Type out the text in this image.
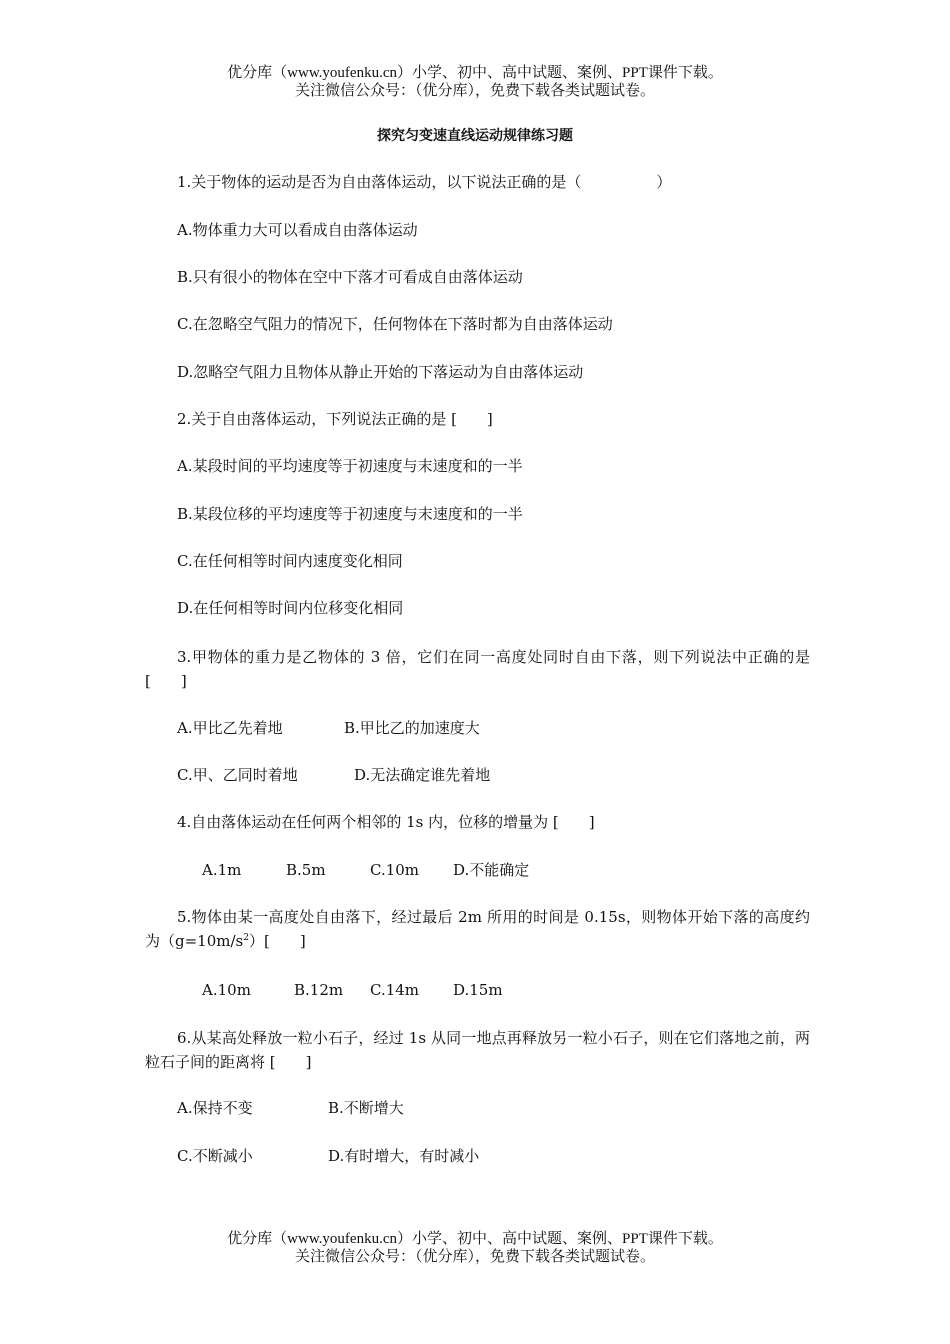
优分库（www.youfenku.cn）小学、初中、高中试题、案例、PPT课件下载。
关注微信公众号：（优分库），免费下载各类试题试卷。
探究匀变速直线运动规律练习题
1.关于物体的运动是否为自由落体运动，以下说法正确的是（　　　　　）
A.物体重力大可以看成自由落体运动
B.只有很小的物体在空中下落才可看成自由落体运动
C.在忽略空气阻力的情况下，任何物体在下落时都为自由落体运动
D.忽略空气阻力且物体从静止开始的下落运动为自由落体运动
2.关于自由落体运动，下列说法正确的是 [　　]
A.某段时间的平均速度等于初速度与末速度和的一半
B.某段位移的平均速度等于初速度与末速度和的一半
C.在任何相等时间内速度变化相同
D.在任何相等时间内位移变化相同
3.甲物体的重力是乙物体的 3 倍，它们在同一高度处同时自由下落，则下列说法中正确的是 [　　]
A.甲比乙先着地	B.甲比乙的加速度大
C.甲、乙同时着地	D.无法确定谁先着地
4.自由落体运动在任何两个相邻的 1s 内，位移的增量为 [　　]
A.1m	B.5m	C.10m D.不能确定
5.物体由某一高度处自由落下，经过最后 2m 所用的时间是 0.15s，则物体开始下落的高度约为$(g=10m/s^2)$[　　]
A.10m	B.12m C.14m D.15m
6.从某高处释放一粒小石子，经过 1s 从同一地点再释放另一粒小石子，则在它们落地之前，两粒石子间的距离将 [　　]
A.保持不变	B.不断增大
C.不断减小	D.有时增大，有时减小
优分库（www.youfenku.cn）小学、初中、高中试题、案例、PPT课件下载。
关注微信公众号：（优分库），免费下载各类试题试卷。
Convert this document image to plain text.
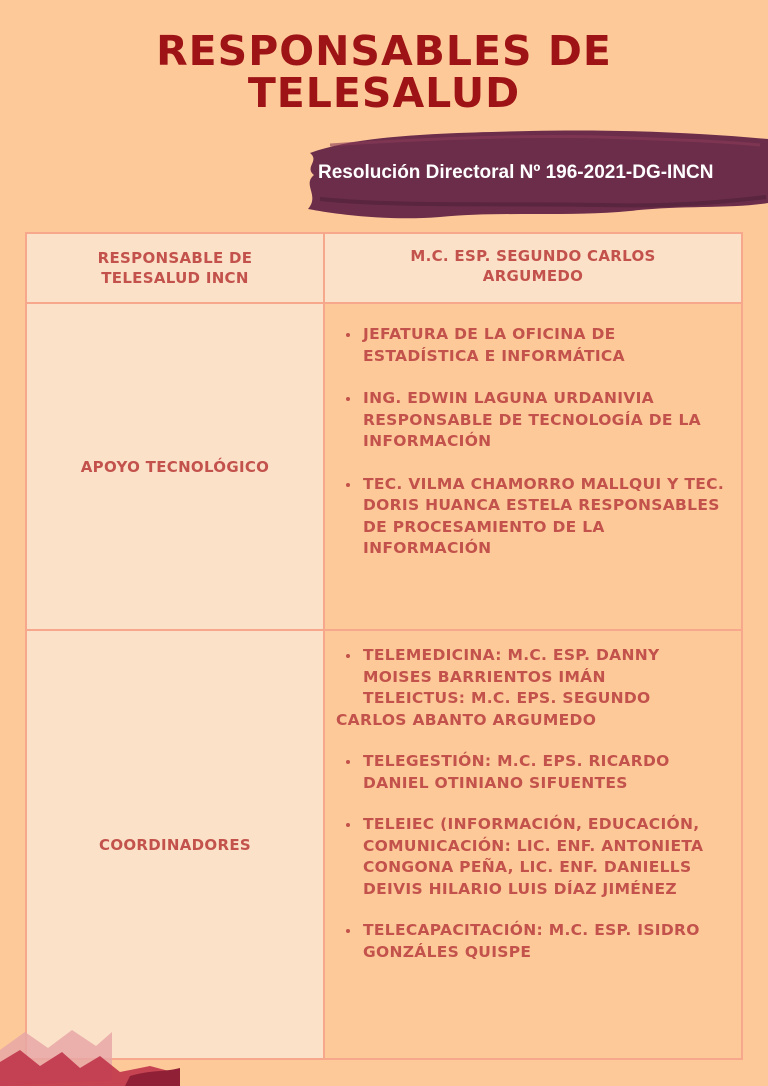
RESPONSABLES DE
TELESALUD
Resolución Directoral Nº 196-2021-DG-INCN
RESPONSABLE DE TELESALUD INCN
M.C. ESP. SEGUNDO CARLOS ARGUMEDO
APOYO TECNOLÓGICO
JEFATURA DE LA OFICINA DE ESTADÍSTICA E INFORMÁTICA
ING. EDWIN LAGUNA URDANIVIA RESPONSABLE DE TECNOLOGÍA DE LA INFORMACIÓN
TEC. VILMA CHAMORRO MALLQUI Y TEC. DORIS HUANCA ESTELA RESPONSABLES DE PROCESAMIENTO DE LA INFORMACIÓN
COORDINADORES
TELEMEDICINA: M.C. ESP. DANNY MOISES BARRIENTOS IMÁN
TELEICTUS: M.C. EPS. SEGUNDO
CARLOS ABANTO ARGUMEDO
TELEGESTIÓN: M.C. EPS. RICARDO DANIEL OTINIANO SIFUENTES
TELEIEC (INFORMACIÓN, EDUCACIÓN, COMUNICACIÓN: LIC. ENF. ANTONIETA CONGONA PEÑA, LIC. ENF. DANIELLS DEIVIS HILARIO LUIS DÍAZ JIMÉNEZ
TELECAPACITACIÓN: M.C. ESP. ISIDRO GONZÁLES QUISPE
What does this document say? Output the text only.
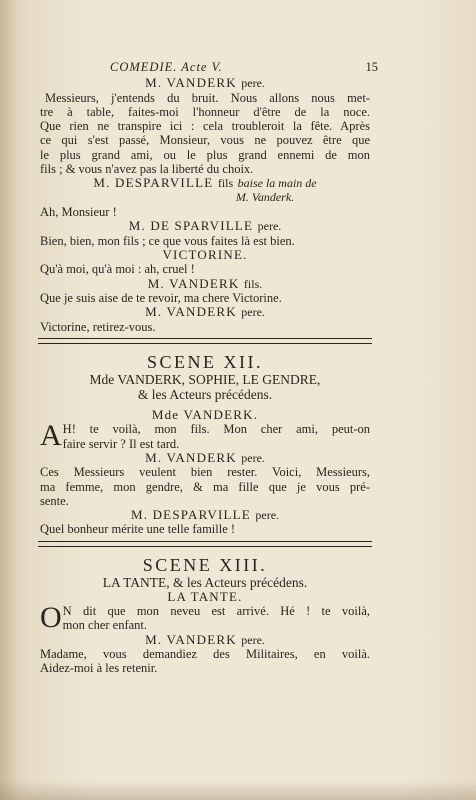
COMEDIE. Acte V.	15
M. VANDERK pere.
Messieurs, j'entends du bruit. Nous allons nous met-
tre à table, faites-moi l'honneur d'être de la noce.
Que rien ne transpire ici : cela troubleroit la fête. Après
ce qui s'est passé, Monsieur, vous ne pouvez être que
le plus grand ami, ou le plus grand ennemi de mon
fils ; & vous n'avez pas la liberté du choix.
M. DESPARVILLE fils baise la main de
M. Vanderk.
Ah, Monsieur !
M. DE SPARVILLE pere.
Bien, bien, mon fils ; ce que vous faites là est bien.
VICTORINE.
Qu'à moi, qu'à moi : ah, cruel !
M. VANDERK fils.
Que je suis aise de te revoir, ma chere Victorine.
M. VANDERK pere.
Victorine, retirez-vous.
SCENE XII.
Mde VANDERK, SOPHIE, LE GENDRE,
& les Acteurs précédens.
Mde VANDERK.
A H! te voilà, mon fils. Mon cher ami, peut-on
faire servir ? Il est tard.
M. VANDERK pere.
Ces Messieurs veulent bien rester. Voici, Messieurs,
ma femme, mon gendre, & ma fille que je vous pré-
sente.
M. DESPARVILLE pere.
Quel bonheur mérite une telle famille !
SCENE XIII.
LA TANTE, & les Acteurs précédens.
LA TANTE.
O N dit que mon neveu est arrivé. Hé ! te voilà,
mon cher enfant.
M. VANDERK pere.
Madame, vous demandiez des Militaires, en voilà.
Aidez-moi à les retenir.
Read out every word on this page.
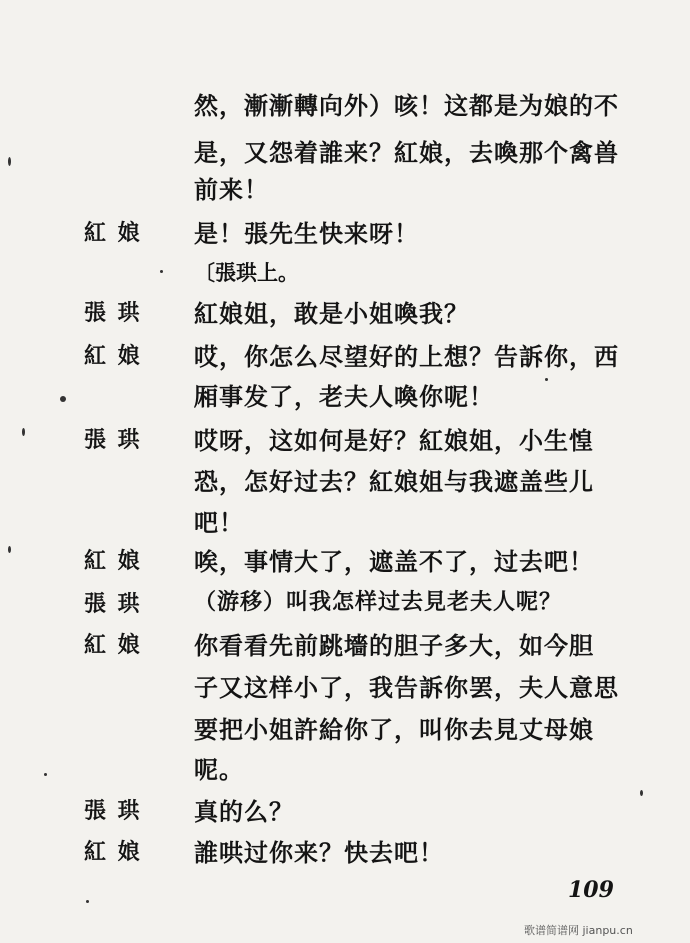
然，漸漸轉向外）咳！这都是为娘的不
是，又怨着誰来？紅娘，去喚那个禽兽
前来！
紅 娘 是！張先生快来呀！
〔張珙上。
張 珙 紅娘姐，敢是小姐喚我？
紅 娘 哎，你怎么尽望好的上想？告訴你，西
厢事发了，老夫人喚你呢！
張 珙 哎呀，这如何是好？紅娘姐，小生惶
恐，怎好过去？紅娘姐与我遮盖些儿
吧！
紅 娘 唉，事情大了，遮盖不了，过去吧！
張 珙 （游移）叫我怎样过去見老夫人呢？
紅 娘 你看看先前跳墻的胆子多大，如今胆
子又这样小了，我告訴你罢，夫人意思
要把小姐許給你了，叫你去見丈母娘
呢。
張 珙 真的么？
紅 娘 誰哄过你来？快去吧！
109
歌谱简谱网 jianpu.cn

**Directions for this task**
Find the lines above that include the string "précédens" and copy them.

**Response to this task**
& les Acteurs précédens.
LA TANTE, & les Acteurs précédens.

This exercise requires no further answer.